◆ **SET EXERCISE**
Within the material below, find each line bearing the word "JSON" and present it.

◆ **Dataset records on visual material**

==============================

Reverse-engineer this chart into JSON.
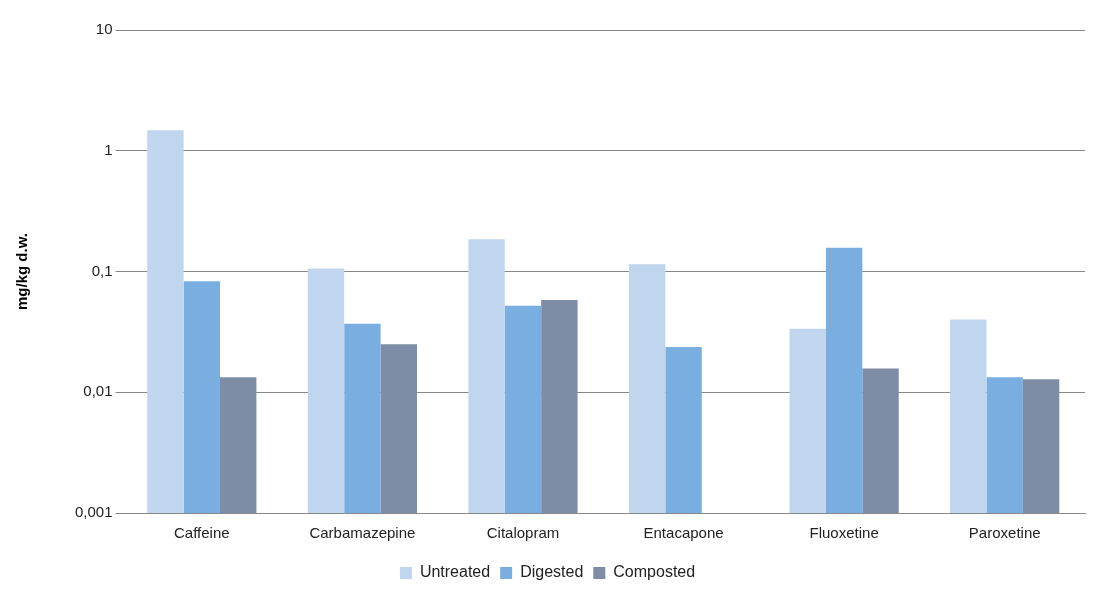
{
  "chart_data": {
    "type": "bar",
    "ylabel": "mg/kg d.w.",
    "categories": [
      "Caffeine",
      "Carbamazepine",
      "Citalopram",
      "Entacapone",
      "Fluoxetine",
      "Paroxetine"
    ],
    "series": [
      {
        "name": "Untreated",
        "color": "#c0d6ee",
        "values": [
          1.48,
          0.106,
          0.185,
          0.115,
          0.0335,
          0.04
        ]
      },
      {
        "name": "Digested",
        "color": "#7aaee0",
        "values": [
          0.083,
          0.037,
          0.052,
          0.0237,
          0.157,
          0.0133
        ]
      },
      {
        "name": "Composted",
        "color": "#7f8ca6",
        "values": [
          0.0133,
          0.025,
          0.058,
          null,
          0.0157,
          0.0128
        ]
      }
    ],
    "log": true,
    "ylim": [
      0.001,
      10
    ],
    "yticks": [
      {
        "value": 0.001,
        "label": "0,001"
      },
      {
        "value": 0.01,
        "label": "0,01"
      },
      {
        "value": 0.1,
        "label": "0,1"
      },
      1,
      10
    ],
    "grid": "y",
    "legend": "bottom"
  }
}
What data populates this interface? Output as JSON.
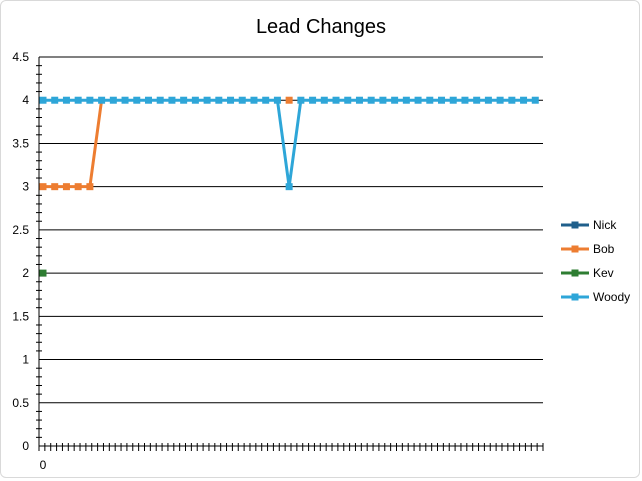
{
  "chart_data": {
    "type": "line",
    "title": "Lead Changes",
    "xlabel": "",
    "ylabel": "",
    "ylim": [
      0,
      4.5
    ],
    "y_ticks": [
      "0",
      "0.5",
      "1",
      "1.5",
      "2",
      "2.5",
      "3",
      "3.5",
      "4",
      "4.5"
    ],
    "x_tick_labels": [
      "0"
    ],
    "x_count": 43,
    "grid": true,
    "legend_position": "right",
    "series": [
      {
        "name": "Nick",
        "color": "#1f5f8b",
        "values": [
          null,
          null,
          null,
          null,
          null,
          null,
          null,
          null,
          null,
          null,
          null,
          null,
          null,
          null,
          null,
          null,
          null,
          null,
          null,
          null,
          null,
          null,
          null,
          null,
          null,
          null,
          null,
          null,
          null,
          null,
          null,
          null,
          null,
          null,
          null,
          null,
          null,
          null,
          null,
          null,
          null,
          null,
          null
        ]
      },
      {
        "name": "Bob",
        "color": "#ed7d31",
        "values": [
          3,
          3,
          3,
          3,
          3,
          null,
          null,
          null,
          null,
          null,
          null,
          null,
          null,
          null,
          null,
          null,
          null,
          null,
          null,
          null,
          null,
          4,
          null,
          null,
          null,
          null,
          null,
          null,
          null,
          null,
          null,
          null,
          null,
          null,
          null,
          null,
          null,
          null,
          null,
          null,
          null,
          null,
          null
        ]
      },
      {
        "name": "Kev",
        "color": "#2e7d32",
        "values": [
          2,
          null,
          null,
          null,
          null,
          null,
          null,
          null,
          null,
          null,
          null,
          null,
          null,
          null,
          null,
          null,
          null,
          null,
          null,
          null,
          null,
          null,
          null,
          null,
          null,
          null,
          null,
          null,
          null,
          null,
          null,
          null,
          null,
          null,
          null,
          null,
          null,
          null,
          null,
          null,
          null,
          null,
          null
        ]
      },
      {
        "name": "Woody",
        "color": "#2ea6d8",
        "values": [
          4,
          4,
          4,
          4,
          4,
          4,
          4,
          4,
          4,
          4,
          4,
          4,
          4,
          4,
          4,
          4,
          4,
          4,
          4,
          4,
          4,
          3,
          4,
          4,
          4,
          4,
          4,
          4,
          4,
          4,
          4,
          4,
          4,
          4,
          4,
          4,
          4,
          4,
          4,
          4,
          4,
          4,
          4
        ]
      }
    ],
    "bob_lead_segment": {
      "x": [
        0,
        1,
        2,
        3,
        4,
        5
      ],
      "y": [
        3,
        3,
        3,
        3,
        3,
        4
      ]
    }
  }
}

==============================

◆ **COMPLETED EXERCISE**
Reverse-engineer this chart into JSON.
What data populates this interface? Output as JSON.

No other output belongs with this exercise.